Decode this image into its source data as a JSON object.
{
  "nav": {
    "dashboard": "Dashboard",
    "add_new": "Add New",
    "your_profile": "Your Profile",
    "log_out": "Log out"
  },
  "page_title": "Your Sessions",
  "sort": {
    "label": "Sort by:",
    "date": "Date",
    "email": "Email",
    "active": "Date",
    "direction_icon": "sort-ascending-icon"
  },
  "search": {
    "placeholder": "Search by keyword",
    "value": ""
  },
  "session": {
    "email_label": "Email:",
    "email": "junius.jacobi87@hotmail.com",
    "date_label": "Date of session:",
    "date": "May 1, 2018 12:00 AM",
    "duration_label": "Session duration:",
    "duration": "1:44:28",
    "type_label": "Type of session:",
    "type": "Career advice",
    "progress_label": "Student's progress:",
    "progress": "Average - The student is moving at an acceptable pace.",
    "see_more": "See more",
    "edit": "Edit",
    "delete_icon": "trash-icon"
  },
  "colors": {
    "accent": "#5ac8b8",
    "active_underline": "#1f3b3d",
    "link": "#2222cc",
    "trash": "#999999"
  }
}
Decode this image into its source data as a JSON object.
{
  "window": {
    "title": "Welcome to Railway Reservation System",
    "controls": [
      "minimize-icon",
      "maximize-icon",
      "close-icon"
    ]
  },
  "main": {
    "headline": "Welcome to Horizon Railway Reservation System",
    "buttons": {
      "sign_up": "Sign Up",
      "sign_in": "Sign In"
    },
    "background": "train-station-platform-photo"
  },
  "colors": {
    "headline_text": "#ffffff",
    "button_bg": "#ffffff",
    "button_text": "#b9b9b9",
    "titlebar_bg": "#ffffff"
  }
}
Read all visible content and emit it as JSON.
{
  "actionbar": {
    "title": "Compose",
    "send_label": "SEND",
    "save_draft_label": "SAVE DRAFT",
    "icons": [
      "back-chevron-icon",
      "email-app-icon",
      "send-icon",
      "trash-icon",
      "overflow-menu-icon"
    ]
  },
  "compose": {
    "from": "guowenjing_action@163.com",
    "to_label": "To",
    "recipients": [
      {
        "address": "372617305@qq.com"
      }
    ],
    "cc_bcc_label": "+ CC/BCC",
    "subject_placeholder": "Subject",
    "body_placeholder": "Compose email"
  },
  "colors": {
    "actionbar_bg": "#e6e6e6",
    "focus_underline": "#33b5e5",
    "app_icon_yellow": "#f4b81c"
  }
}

+ + + + + + +

### [What the task asks]
Respond with the number of lines containing "Railway" and no additional words.

### [Reply to the task]
2